**Work to be completed:** Only a number is wanted. Count the lines holding the string "name".

++++ Input rows

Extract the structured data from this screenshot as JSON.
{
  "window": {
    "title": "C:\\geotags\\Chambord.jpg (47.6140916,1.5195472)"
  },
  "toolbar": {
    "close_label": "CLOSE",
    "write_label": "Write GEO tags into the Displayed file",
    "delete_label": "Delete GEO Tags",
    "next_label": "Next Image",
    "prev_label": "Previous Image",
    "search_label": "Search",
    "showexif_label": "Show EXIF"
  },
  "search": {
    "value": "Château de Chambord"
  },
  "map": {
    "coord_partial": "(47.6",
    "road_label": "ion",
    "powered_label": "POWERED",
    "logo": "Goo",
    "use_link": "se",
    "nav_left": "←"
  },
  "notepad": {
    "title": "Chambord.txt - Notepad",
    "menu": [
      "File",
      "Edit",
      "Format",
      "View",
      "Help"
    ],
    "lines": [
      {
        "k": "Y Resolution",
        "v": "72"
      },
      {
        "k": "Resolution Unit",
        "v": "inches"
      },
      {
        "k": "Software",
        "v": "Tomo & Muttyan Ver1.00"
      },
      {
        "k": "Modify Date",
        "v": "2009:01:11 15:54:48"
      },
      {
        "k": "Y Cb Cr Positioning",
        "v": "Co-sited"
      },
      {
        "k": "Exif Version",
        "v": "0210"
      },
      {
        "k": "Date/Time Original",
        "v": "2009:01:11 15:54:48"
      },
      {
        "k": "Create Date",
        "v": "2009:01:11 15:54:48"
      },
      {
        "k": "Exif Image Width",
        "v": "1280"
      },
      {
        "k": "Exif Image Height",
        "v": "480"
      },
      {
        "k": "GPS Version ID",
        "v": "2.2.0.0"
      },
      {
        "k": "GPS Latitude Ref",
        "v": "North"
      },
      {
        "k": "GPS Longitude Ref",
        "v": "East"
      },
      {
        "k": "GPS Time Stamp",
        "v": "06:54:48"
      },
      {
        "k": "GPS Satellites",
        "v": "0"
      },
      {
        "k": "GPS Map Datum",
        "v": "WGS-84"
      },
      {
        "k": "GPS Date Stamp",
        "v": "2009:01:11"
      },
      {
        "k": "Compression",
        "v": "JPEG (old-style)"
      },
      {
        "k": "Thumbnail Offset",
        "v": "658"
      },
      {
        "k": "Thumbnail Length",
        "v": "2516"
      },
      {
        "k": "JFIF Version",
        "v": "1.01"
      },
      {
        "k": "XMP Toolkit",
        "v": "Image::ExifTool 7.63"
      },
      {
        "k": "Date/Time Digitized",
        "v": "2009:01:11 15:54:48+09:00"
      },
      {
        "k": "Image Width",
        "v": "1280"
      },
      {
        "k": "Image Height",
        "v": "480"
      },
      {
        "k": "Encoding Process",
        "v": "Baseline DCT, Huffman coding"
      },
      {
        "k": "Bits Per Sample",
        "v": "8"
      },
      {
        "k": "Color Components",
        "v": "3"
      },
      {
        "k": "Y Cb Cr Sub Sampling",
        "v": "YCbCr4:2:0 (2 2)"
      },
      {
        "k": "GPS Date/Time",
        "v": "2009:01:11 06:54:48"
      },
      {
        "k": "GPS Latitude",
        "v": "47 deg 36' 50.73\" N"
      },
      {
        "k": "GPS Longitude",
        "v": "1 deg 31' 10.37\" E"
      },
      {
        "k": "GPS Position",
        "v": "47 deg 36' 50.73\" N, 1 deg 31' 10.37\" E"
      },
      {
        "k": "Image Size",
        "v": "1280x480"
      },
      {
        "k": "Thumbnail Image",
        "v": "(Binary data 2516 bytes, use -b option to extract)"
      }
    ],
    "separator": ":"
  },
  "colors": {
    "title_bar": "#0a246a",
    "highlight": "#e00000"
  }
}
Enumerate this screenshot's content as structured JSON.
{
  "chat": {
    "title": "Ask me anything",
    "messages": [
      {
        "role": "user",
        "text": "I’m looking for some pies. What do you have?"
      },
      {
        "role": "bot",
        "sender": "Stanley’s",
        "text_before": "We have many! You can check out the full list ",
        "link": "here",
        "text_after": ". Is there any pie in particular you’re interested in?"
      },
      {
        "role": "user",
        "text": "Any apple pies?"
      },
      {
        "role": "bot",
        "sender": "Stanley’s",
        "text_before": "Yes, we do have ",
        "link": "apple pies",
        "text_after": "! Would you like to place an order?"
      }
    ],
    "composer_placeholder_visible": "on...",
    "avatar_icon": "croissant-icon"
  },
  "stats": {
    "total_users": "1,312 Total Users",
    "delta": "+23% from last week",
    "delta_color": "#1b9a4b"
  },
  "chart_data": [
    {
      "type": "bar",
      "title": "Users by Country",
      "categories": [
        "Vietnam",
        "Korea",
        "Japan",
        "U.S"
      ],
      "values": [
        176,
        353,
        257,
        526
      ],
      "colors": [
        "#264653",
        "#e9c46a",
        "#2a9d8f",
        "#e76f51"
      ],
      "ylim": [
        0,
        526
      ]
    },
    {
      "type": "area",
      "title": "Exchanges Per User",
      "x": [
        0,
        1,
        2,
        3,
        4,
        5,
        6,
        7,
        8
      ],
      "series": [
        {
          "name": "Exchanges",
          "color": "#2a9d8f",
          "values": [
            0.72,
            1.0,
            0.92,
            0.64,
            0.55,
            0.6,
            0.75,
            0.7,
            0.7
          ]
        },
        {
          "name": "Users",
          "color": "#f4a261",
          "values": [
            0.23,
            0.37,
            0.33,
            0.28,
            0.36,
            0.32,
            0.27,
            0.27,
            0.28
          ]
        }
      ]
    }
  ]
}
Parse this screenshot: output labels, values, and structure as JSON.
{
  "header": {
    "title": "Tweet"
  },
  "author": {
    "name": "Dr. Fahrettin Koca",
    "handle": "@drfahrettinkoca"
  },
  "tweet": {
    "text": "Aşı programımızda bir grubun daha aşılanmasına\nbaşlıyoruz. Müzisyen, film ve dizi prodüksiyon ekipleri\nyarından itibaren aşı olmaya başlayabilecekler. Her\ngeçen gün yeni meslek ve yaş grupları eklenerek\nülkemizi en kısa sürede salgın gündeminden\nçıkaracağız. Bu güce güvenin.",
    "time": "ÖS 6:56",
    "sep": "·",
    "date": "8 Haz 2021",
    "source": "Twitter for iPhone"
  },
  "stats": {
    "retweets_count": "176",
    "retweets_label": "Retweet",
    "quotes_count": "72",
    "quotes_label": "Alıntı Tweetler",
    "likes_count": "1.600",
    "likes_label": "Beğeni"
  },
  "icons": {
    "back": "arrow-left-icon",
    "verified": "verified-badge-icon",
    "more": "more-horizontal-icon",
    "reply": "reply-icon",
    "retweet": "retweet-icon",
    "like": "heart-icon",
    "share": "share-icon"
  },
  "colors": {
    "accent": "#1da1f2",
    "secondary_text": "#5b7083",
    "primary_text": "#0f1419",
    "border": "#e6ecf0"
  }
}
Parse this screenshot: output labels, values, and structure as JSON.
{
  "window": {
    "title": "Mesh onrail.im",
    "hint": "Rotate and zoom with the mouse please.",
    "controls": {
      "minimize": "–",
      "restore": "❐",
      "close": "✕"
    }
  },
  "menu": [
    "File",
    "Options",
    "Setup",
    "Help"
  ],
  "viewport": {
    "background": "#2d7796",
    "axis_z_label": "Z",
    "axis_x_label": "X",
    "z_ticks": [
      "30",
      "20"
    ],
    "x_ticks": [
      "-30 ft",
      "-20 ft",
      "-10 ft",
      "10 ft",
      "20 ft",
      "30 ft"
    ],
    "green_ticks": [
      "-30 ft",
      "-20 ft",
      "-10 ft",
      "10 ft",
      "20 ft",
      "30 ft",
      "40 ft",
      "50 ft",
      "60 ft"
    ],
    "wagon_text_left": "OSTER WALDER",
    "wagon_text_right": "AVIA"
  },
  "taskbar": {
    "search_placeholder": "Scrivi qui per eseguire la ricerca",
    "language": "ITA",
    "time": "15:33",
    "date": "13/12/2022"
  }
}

++++++++

**Answer in full:** 3